═════ MATERIAL ═════
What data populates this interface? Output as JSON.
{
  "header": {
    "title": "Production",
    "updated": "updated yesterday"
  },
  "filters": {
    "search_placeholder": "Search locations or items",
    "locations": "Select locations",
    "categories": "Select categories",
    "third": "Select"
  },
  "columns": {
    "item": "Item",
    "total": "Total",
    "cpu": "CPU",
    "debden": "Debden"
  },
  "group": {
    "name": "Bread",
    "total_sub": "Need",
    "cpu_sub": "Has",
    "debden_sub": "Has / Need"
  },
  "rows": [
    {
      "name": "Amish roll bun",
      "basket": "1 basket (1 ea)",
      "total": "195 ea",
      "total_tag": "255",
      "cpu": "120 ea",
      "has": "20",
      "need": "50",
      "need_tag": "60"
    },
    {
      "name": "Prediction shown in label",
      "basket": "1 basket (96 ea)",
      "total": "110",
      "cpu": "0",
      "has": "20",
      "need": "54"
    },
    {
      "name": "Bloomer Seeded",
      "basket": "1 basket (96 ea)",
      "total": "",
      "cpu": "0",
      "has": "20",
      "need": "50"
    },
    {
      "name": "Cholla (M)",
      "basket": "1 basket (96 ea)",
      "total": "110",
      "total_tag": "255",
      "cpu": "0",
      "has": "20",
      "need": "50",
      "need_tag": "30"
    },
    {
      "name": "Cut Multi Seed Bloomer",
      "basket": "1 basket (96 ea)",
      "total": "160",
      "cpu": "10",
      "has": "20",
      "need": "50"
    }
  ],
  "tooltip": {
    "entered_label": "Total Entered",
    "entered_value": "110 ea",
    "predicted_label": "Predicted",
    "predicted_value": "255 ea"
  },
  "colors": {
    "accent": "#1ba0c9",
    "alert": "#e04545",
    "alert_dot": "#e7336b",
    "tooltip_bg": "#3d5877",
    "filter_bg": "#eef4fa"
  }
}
═════
EXERCISE BRIEF - Search the entries for the string "locations" and collect each line that has it.

OUTPUT -
    "search_placeholder": "Search locations or items",
    "locations": "Select locations",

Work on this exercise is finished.